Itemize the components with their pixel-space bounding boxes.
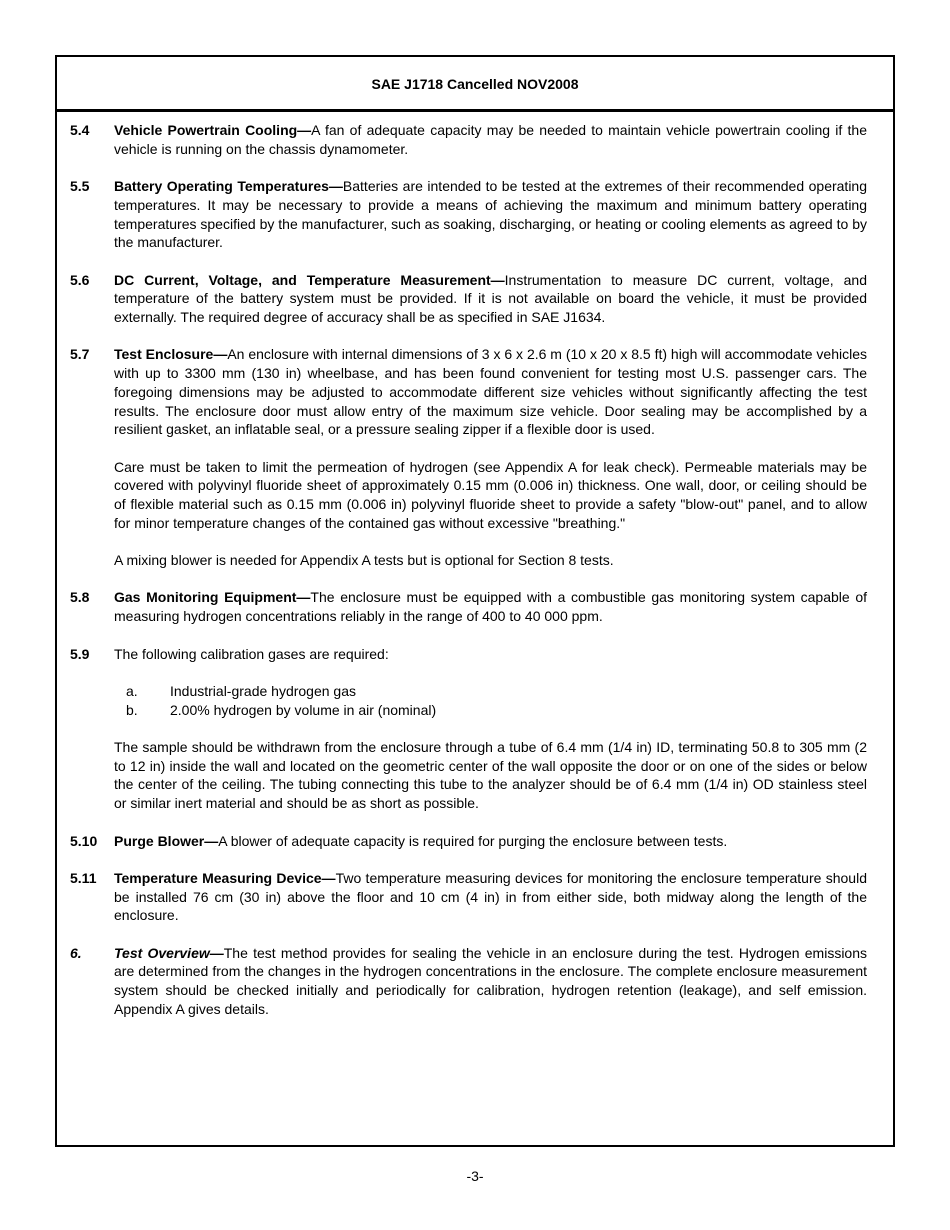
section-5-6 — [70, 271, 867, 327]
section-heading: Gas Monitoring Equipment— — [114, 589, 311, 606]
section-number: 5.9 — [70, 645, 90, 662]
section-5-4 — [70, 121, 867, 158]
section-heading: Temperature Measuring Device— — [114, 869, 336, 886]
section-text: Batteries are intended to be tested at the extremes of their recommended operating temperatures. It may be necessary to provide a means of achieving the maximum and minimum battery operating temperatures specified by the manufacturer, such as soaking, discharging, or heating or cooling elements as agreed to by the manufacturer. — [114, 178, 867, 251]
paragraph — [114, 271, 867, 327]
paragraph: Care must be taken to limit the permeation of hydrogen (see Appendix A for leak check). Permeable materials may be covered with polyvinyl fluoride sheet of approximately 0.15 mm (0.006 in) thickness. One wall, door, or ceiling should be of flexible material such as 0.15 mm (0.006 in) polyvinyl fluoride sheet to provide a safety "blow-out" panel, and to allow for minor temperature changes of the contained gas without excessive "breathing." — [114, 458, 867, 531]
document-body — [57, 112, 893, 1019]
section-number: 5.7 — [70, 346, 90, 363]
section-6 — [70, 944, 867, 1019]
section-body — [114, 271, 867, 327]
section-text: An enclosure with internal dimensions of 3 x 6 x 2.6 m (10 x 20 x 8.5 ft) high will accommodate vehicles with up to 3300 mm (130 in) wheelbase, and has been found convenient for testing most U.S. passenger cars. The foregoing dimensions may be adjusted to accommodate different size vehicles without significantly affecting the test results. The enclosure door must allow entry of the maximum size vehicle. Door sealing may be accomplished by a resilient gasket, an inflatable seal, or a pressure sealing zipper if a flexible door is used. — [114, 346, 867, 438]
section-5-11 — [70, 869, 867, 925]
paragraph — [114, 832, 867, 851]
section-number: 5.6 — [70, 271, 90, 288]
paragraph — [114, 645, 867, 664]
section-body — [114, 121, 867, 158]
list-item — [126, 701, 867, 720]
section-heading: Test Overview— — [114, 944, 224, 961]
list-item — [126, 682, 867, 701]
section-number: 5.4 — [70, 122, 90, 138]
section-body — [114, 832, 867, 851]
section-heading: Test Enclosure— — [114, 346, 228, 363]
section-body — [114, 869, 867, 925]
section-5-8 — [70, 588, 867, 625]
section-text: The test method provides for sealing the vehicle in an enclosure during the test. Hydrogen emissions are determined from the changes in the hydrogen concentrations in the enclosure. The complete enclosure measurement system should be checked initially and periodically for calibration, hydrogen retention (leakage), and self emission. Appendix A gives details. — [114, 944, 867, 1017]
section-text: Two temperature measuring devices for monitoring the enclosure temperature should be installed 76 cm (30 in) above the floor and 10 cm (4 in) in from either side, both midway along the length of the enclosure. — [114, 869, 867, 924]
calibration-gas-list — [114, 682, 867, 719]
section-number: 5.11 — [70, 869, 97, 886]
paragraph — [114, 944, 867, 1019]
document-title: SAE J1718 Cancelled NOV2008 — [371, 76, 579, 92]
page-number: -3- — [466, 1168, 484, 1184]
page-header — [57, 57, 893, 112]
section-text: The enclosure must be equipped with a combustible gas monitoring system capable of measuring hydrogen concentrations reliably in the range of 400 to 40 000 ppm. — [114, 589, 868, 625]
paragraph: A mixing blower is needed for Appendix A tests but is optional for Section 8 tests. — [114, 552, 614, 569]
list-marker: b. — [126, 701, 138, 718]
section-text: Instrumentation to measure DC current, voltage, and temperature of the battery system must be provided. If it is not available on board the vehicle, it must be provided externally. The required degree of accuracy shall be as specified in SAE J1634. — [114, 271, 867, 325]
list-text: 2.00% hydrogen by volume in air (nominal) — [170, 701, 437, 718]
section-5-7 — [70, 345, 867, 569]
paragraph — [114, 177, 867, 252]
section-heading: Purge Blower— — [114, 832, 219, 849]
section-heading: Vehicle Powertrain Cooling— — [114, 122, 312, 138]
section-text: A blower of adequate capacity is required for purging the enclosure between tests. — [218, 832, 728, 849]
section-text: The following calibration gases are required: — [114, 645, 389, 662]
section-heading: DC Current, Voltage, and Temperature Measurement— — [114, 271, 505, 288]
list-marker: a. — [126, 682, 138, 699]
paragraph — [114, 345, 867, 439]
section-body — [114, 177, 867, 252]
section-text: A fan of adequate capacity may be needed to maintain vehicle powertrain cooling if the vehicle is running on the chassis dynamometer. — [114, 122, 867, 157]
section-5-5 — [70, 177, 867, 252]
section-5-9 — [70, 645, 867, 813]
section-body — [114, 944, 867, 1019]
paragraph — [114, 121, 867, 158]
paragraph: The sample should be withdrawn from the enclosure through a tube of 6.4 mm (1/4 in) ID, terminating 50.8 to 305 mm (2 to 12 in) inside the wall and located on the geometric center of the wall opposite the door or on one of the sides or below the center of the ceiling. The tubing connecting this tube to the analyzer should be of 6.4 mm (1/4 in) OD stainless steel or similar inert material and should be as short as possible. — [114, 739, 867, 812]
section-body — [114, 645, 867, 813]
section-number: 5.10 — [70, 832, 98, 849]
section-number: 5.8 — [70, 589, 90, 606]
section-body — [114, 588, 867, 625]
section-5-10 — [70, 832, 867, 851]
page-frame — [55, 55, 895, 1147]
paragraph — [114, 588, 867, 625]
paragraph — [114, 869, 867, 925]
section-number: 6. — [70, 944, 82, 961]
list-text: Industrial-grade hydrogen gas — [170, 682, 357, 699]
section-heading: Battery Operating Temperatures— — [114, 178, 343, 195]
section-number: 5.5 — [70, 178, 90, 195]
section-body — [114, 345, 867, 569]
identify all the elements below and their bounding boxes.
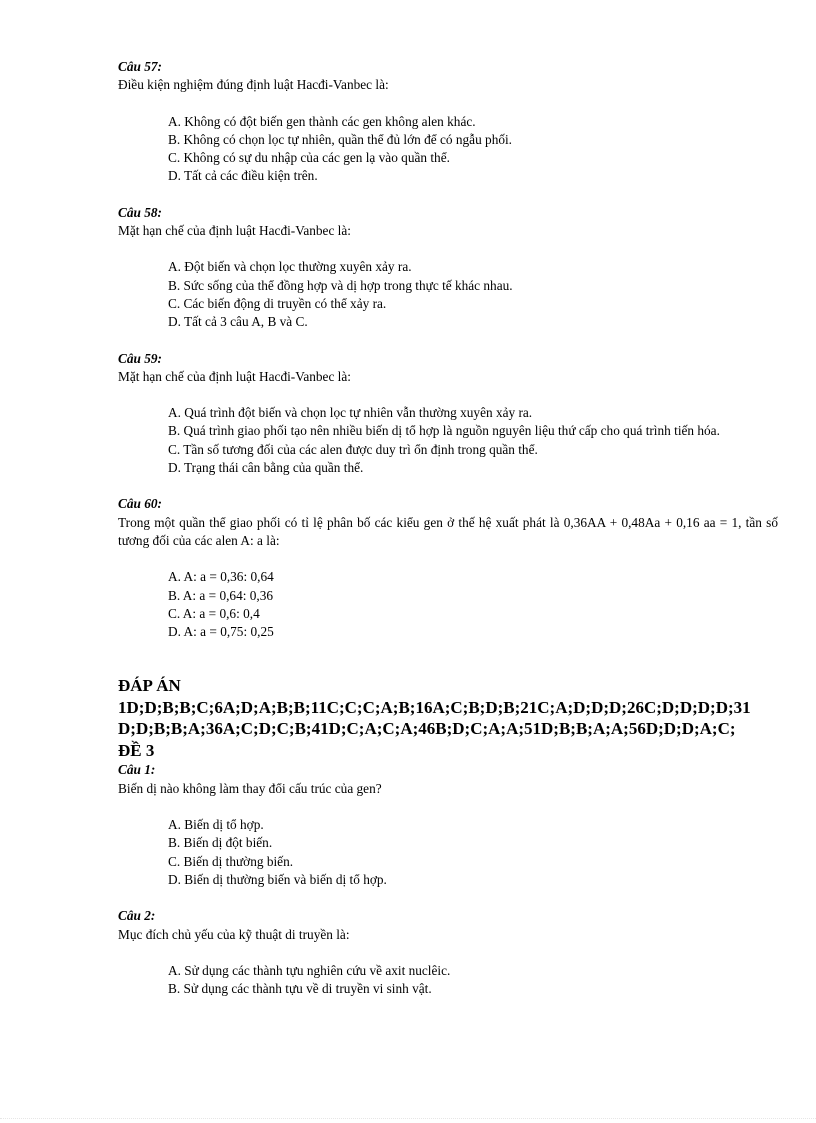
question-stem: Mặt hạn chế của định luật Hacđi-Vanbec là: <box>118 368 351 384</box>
════════════════
What to do - Please give all the records above again with "section-body" swapped for "section-content" and everything else unchanged, and leave out the pictures.

Exercise solution -
Itemize the components with their pixel-space bounding boxes.
section-5-6 — [70, 271, 867, 327]
section-heading: Gas Monitoring Equipment— — [114, 589, 311, 606]
section-number: 5.9 — [70, 645, 90, 662]
section-5-4 — [70, 121, 867, 158]
section-heading: Temperature Measuring Device— — [114, 869, 336, 886]
section-text: Batteries are intended to be tested at the extremes of their recommended operating temperatures. It may be necessary to provide a means of achieving the maximum and minimum battery operating temperatures specified by the manufacturer, such as soaking, discharging, or heating or cooling elements as agreed to by the manufacturer. — [114, 178, 867, 251]
paragraph — [114, 271, 867, 327]
paragraph: Care must be taken to limit the permeation of hydrogen (see Appendix A for leak check). Permeable materials may be covered with polyvinyl fluoride sheet of approximately 0.15 mm (0.006 in) thickness. One wall, door, or ceiling should be of flexible material such as 0.15 mm (0.006 in) polyvinyl fluoride sheet to provide a safety "blow-out" panel, and to allow for minor temperature changes of the contained gas without excessive "breathing." — [114, 458, 867, 531]
document-body — [57, 112, 893, 1019]
section-number: 5.7 — [70, 346, 90, 363]
section-6 — [70, 944, 867, 1019]
section-content — [114, 271, 867, 327]
section-text: An enclosure with internal dimensions of 3 x 6 x 2.6 m (10 x 20 x 8.5 ft) high will accommodate vehicles with up to 3300 mm (130 in) wheelbase, and has been found convenient for testing most U.S. passenger cars. The foregoing dimensions may be adjusted to accommodate different size vehicles without significantly affecting the test results. The enclosure door must allow entry of the maximum size vehicle. Door sealing may be accomplished by a resilient gasket, an inflatable seal, or a pressure sealing zipper if a flexible door is used. — [114, 346, 867, 438]
section-5-11 — [70, 869, 867, 925]
paragraph — [114, 832, 867, 851]
section-number: 5.6 — [70, 271, 90, 288]
paragraph — [114, 645, 867, 664]
section-content — [114, 121, 867, 158]
list-item — [126, 701, 867, 720]
section-heading: Test Overview— — [114, 944, 224, 961]
list-item — [126, 682, 867, 701]
section-number: 5.4 — [70, 122, 90, 138]
section-content — [114, 832, 867, 851]
section-heading: Test Enclosure— — [114, 346, 228, 363]
section-content — [114, 869, 867, 925]
section-5-8 — [70, 588, 867, 625]
section-text: The test method provides for sealing the vehicle in an enclosure during the test. Hydrogen emissions are determined from the changes in the hydrogen concentrations in the enclosure. The complete enclosure measurement system should be checked initially and periodically for calibration, hydrogen retention (leakage), and self emission. Appendix A gives details. — [114, 944, 867, 1017]
section-text: Two temperature measuring devices for monitoring the enclosure temperature should be installed 76 cm (30 in) above the floor and 10 cm (4 in) in from either side, both midway along the length of the enclosure. — [114, 869, 867, 924]
calibration-gas-list — [114, 682, 867, 719]
section-number: 5.11 — [70, 869, 97, 886]
paragraph — [114, 944, 867, 1019]
document-title: SAE J1718 Cancelled NOV2008 — [371, 76, 579, 92]
page-number: -3- — [466, 1168, 484, 1184]
page-header — [57, 57, 893, 112]
section-text: The enclosure must be equipped with a combustible gas monitoring system capable of measuring hydrogen concentrations reliably in the range of 400 to 40 000 ppm. — [114, 589, 868, 625]
paragraph: A mixing blower is needed for Appendix A tests but is optional for Section 8 tests. — [114, 552, 614, 569]
list-marker: b. — [126, 701, 138, 718]
section-text: Instrumentation to measure DC current, voltage, and temperature of the battery system must be provided. If it is not available on board the vehicle, it must be provided externally. The required degree of accuracy shall be as specified in SAE J1634. — [114, 271, 867, 325]
list-text: 2.00% hydrogen by volume in air (nominal) — [170, 701, 437, 718]
section-5-7 — [70, 345, 867, 569]
paragraph — [114, 177, 867, 252]
section-heading: Purge Blower— — [114, 832, 219, 849]
section-heading: Vehicle Powertrain Cooling— — [114, 122, 312, 138]
section-text: A blower of adequate capacity is required for purging the enclosure between tests. — [218, 832, 728, 849]
section-text: The following calibration gases are required: — [114, 645, 389, 662]
section-heading: DC Current, Voltage, and Temperature Measurement— — [114, 271, 505, 288]
list-marker: a. — [126, 682, 138, 699]
paragraph — [114, 345, 867, 439]
section-content — [114, 177, 867, 252]
section-text: A fan of adequate capacity may be needed to maintain vehicle powertrain cooling if the vehicle is running on the chassis dynamometer. — [114, 122, 867, 157]
section-5-5 — [70, 177, 867, 252]
section-5-9 — [70, 645, 867, 813]
section-content — [114, 944, 867, 1019]
paragraph — [114, 121, 867, 158]
paragraph: The sample should be withdrawn from the enclosure through a tube of 6.4 mm (1/4 in) ID, terminating 50.8 to 305 mm (2 to 12 in) inside the wall and located on the geometric center of the wall opposite the door or on one of the sides or below the center of the ceiling. The tubing connecting this tube to the analyzer should be of 6.4 mm (1/4 in) OD stainless steel or similar inert material and should be as short as possible. — [114, 739, 867, 812]
section-content — [114, 645, 867, 813]
section-number: 5.10 — [70, 832, 98, 849]
section-number: 5.8 — [70, 589, 90, 606]
section-content — [114, 588, 867, 625]
section-5-10 — [70, 832, 867, 851]
page-frame — [55, 55, 895, 1147]
paragraph — [114, 588, 867, 625]
paragraph — [114, 869, 867, 925]
section-number: 6. — [70, 944, 82, 961]
list-text: Industrial-grade hydrogen gas — [170, 682, 357, 699]
section-heading: Battery Operating Temperatures— — [114, 178, 343, 195]
section-number: 5.5 — [70, 178, 90, 195]
section-content — [114, 345, 867, 569]
identify all the elements below and their bounding boxes.
question-stem: Mặt hạn chế của định luật Hacđi-Vanbec là: <box>118 368 351 384</box>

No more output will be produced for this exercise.